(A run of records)
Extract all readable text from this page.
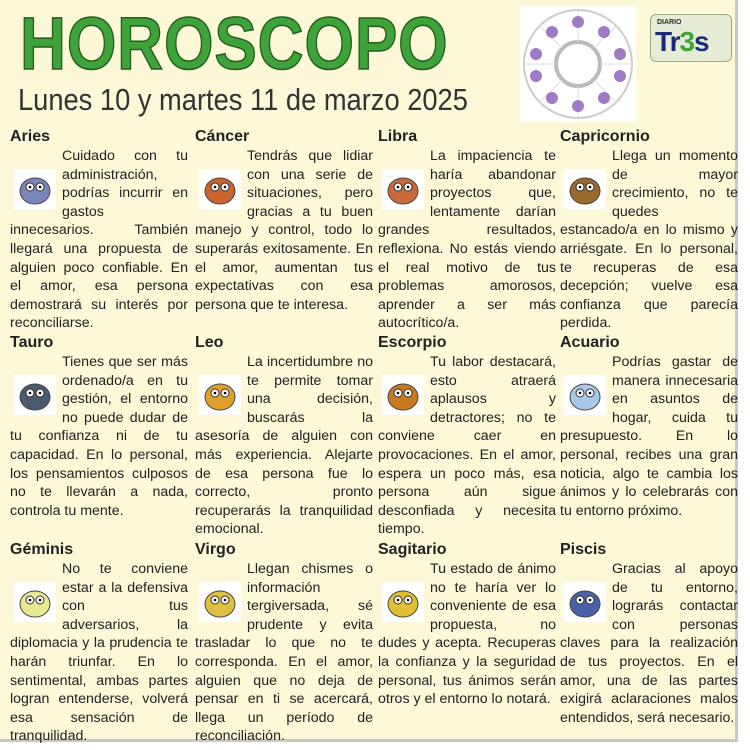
HOROSCOPO
Lunes 10 y martes 11 de marzo 2025
DIARIO
Tr3s
Aries

Cuidado con tu administración, podrías incurrir en gastos innecesarios. También llegará una propuesta de alguien poco confiable. En el amor, esa persona demostrará su interés por reconciliarse.

Cáncer

Tendrás que lidiar con una serie de situaciones, pero gracias a tu buen manejo y control, todo lo superarás exitosamente. En el amor, aumentan tus expectativas con esa persona que te interesa.

Libra

La impaciencia te haría abandonar proyectos que, lentamente darían grandes resultados, reflexiona. No estás viendo el real motivo de tus problemas amorosos, aprender a ser más autocrítico/a.

Capricornio

Llega un momento de mayor crecimiento, no te quedes estancado/a en lo mismo y arriésgate. En lo personal, te recuperas de esa decepción; vuelve esa confianza que parecía perdida.

Tauro

Tienes que ser más ordenado/a en tu gestión, el entorno no puede dudar de tu confianza ni de tu capacidad. En lo personal, los pensamientos culposos no te llevarán a nada, controla tu mente.

Leo

La incertidumbre no te permite tomar una decisión, buscarás la asesoría de alguien con más experiencia. Alejarte de esa persona fue lo correcto, pronto recuperarás la tranquilidad emocional.

Escorpio

Tu labor destacará, esto atraerá aplausos y detractores; no te conviene caer en provocaciones. En el amor, espera un poco más, esa persona aún sigue desconfiada y necesita tiempo.

Acuario

Podrías gastar de manera innecesaria en asuntos de hogar, cuida tu presupuesto. En lo personal, recibes una gran noticia, algo te cambia los ánimos y lo celebrarás con tu entorno próximo.

Géminis

No te conviene estar a la defensiva con tus adversarios, la diplomacia y la prudencia te harán triunfar. En lo sentimental, ambas partes logran entenderse, volverá esa sensación de tranquilidad.

Virgo

Llegan chismes o información tergiversada, sé prudente y evita trasladar lo que no te corresponda. En el amor, alguien que no deja de pensar en ti se acercará, llega un período de reconciliación.

Sagitario

Tu estado de ánimo no te haría ver lo conveniente de esa propuesta, no dudes y acepta. Recuperas la confianza y la seguridad personal, tus ánimos serán otros y el entorno lo notará.

Piscis

Gracias al apoyo de tu entorno, lograrás contactar con personas claves para la realización de tus proyectos. En el amor, una de las partes exigirá aclaraciones malos entendidos, será necesario.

Exercise description:
Exclude the pictures, and transcribe all of the material exactly.

Result of the task:
Extract all readable text from this page.
HOROSCOPO
Lunes 10 y martes 11 de marzo 2025
DIARIO
Tr3s
Aries

Cuidado con tu administración, podrías incurrir en gastos innecesarios. También llegará una propuesta de alguien poco confiable. En el amor, esa persona demostrará su interés por reconciliarse.

Cáncer

Tendrás que lidiar con una serie de situaciones, pero gracias a tu buen manejo y control, todo lo superarás exitosamente. En el amor, aumentan tus expectativas con esa persona que te interesa.

Libra

La impaciencia te haría abandonar proyectos que, lentamente darían grandes resultados, reflexiona. No estás viendo el real motivo de tus problemas amorosos, aprender a ser más autocrítico/a.

Capricornio

Llega un momento de mayor crecimiento, no te quedes estancado/a en lo mismo y arriésgate. En lo personal, te recuperas de esa decepción; vuelve esa confianza que parecía perdida.

Tauro

Tienes que ser más ordenado/a en tu gestión, el entorno no puede dudar de tu confianza ni de tu capacidad. En lo personal, los pensamientos culposos no te llevarán a nada, controla tu mente.

Leo

La incertidumbre no te permite tomar una decisión, buscarás la asesoría de alguien con más experiencia. Alejarte de esa persona fue lo correcto, pronto recuperarás la tranquilidad emocional.

Escorpio

Tu labor destacará, esto atraerá aplausos y detractores; no te conviene caer en provocaciones. En el amor, espera un poco más, esa persona aún sigue desconfiada y necesita tiempo.

Acuario

Podrías gastar de manera innecesaria en asuntos de hogar, cuida tu presupuesto. En lo personal, recibes una gran noticia, algo te cambia los ánimos y lo celebrarás con tu entorno próximo.

Géminis

No te conviene estar a la defensiva con tus adversarios, la diplomacia y la prudencia te harán triunfar. En lo sentimental, ambas partes logran entenderse, volverá esa sensación de tranquilidad.

Virgo

Llegan chismes o información tergiversada, sé prudente y evita trasladar lo que no te corresponda. En el amor, alguien que no deja de pensar en ti se acercará, llega un período de reconciliación.

Sagitario

Tu estado de ánimo no te haría ver lo conveniente de esa propuesta, no dudes y acepta. Recuperas la confianza y la seguridad personal, tus ánimos serán otros y el entorno lo notará.

Piscis

Gracias al apoyo de tu entorno, lograrás contactar con personas claves para la realización de tus proyectos. En el amor, una de las partes exigirá aclaraciones malos entendidos, será necesario.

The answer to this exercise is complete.